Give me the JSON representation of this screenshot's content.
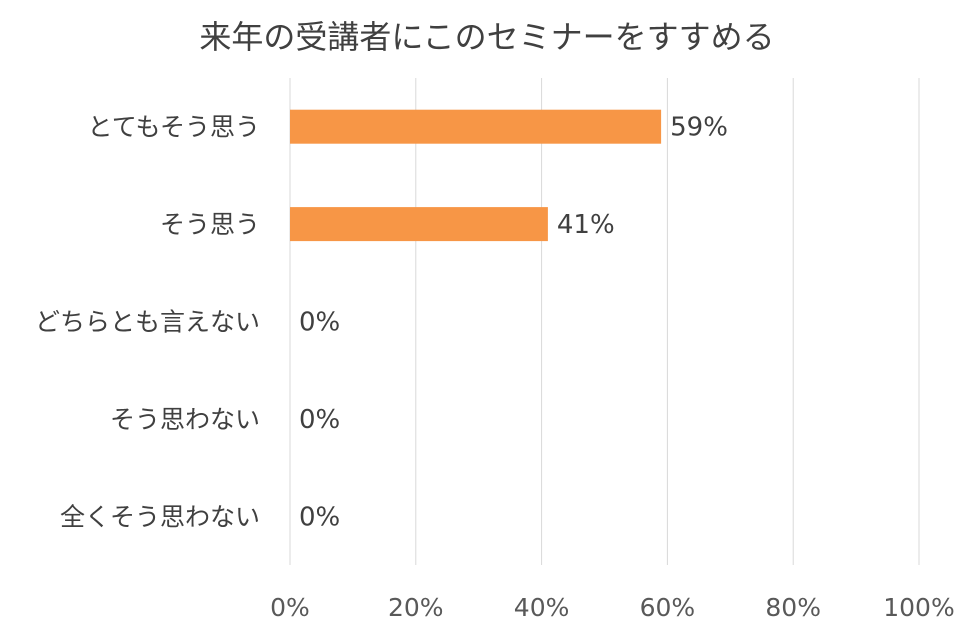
{
  "chart_data": {
    "type": "bar",
    "orientation": "horizontal",
    "title": "来年の受講者にこのセミナーをすすめる",
    "categories": [
      "とてもそう思う",
      "そう思う",
      "どちらとも言えない",
      "そう思わない",
      "全くそう思わない"
    ],
    "values": [
      59,
      41,
      0,
      0,
      0
    ],
    "data_labels": [
      "59%",
      "41%",
      "0%",
      "0%",
      "0%"
    ],
    "xlim": [
      0,
      100
    ],
    "x_ticks": [
      0,
      20,
      40,
      60,
      80,
      100
    ],
    "x_tick_labels": [
      "0%",
      "20%",
      "40%",
      "60%",
      "80%",
      "100%"
    ],
    "xlabel": "",
    "ylabel": "",
    "grid": true,
    "legend": "none",
    "bar_color": "#f79646"
  }
}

══════

> [EXERCISE DETAILS] Pictures in the records above are left out; print everything else exactly as written.

> [REPLY]
Give me the JSON representation of this screenshot's content.
{
  "chart_data": {
    "type": "bar",
    "orientation": "horizontal",
    "title": "来年の受講者にこのセミナーをすすめる",
    "categories": [
      "とてもそう思う",
      "そう思う",
      "どちらとも言えない",
      "そう思わない",
      "全くそう思わない"
    ],
    "values": [
      59,
      41,
      0,
      0,
      0
    ],
    "data_labels": [
      "59%",
      "41%",
      "0%",
      "0%",
      "0%"
    ],
    "xlim": [
      0,
      100
    ],
    "x_ticks": [
      0,
      20,
      40,
      60,
      80,
      100
    ],
    "x_tick_labels": [
      "0%",
      "20%",
      "40%",
      "60%",
      "80%",
      "100%"
    ],
    "xlabel": "",
    "ylabel": "",
    "grid": true,
    "legend": "none",
    "bar_color": "#f79646"
  }
}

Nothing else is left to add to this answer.